Scan the data below for the string "раювання". Show every line where it turns up.

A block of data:
§ §

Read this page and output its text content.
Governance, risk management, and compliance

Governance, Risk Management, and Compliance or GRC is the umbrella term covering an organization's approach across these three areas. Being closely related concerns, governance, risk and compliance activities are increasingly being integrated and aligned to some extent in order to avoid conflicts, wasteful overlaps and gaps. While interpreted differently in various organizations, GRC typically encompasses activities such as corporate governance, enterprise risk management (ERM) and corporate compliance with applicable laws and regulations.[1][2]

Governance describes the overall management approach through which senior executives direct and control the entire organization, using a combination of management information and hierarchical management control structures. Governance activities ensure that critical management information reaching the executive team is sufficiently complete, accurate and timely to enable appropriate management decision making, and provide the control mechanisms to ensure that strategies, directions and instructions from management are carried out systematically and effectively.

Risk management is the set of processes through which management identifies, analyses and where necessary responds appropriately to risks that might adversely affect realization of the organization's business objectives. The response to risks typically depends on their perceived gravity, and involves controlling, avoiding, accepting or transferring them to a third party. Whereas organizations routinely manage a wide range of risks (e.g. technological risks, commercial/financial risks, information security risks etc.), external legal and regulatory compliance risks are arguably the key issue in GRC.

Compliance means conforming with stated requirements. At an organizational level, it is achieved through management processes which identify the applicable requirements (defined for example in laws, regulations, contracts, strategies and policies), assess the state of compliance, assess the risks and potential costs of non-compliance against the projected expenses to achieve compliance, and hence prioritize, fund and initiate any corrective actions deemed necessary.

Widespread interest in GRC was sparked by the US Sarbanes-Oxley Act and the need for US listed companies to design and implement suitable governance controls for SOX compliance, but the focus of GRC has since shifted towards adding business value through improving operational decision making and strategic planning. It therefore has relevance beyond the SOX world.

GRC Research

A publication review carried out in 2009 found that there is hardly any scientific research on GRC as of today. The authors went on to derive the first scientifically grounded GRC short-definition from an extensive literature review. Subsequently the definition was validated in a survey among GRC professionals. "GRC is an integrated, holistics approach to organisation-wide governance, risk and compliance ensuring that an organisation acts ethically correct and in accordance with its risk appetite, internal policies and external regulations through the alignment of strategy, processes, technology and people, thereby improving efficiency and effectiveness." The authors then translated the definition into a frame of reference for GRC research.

§ §

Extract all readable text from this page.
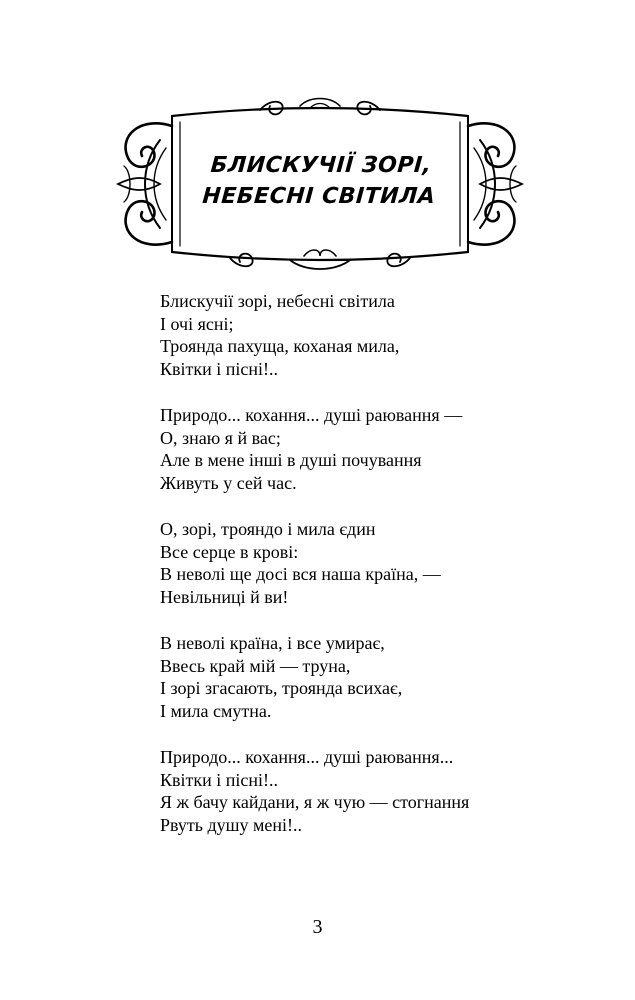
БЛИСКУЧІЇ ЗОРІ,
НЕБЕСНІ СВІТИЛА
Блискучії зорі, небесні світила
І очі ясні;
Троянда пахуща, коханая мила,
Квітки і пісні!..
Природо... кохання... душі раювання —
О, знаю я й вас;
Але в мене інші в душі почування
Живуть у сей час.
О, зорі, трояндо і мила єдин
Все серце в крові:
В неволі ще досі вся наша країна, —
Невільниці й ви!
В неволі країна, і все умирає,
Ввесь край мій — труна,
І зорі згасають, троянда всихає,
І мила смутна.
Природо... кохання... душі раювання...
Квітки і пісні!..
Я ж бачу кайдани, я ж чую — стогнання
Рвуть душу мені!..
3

§ §

• **Answer**:
Природо... кохання... душі раювання —
Природо... кохання... душі раювання...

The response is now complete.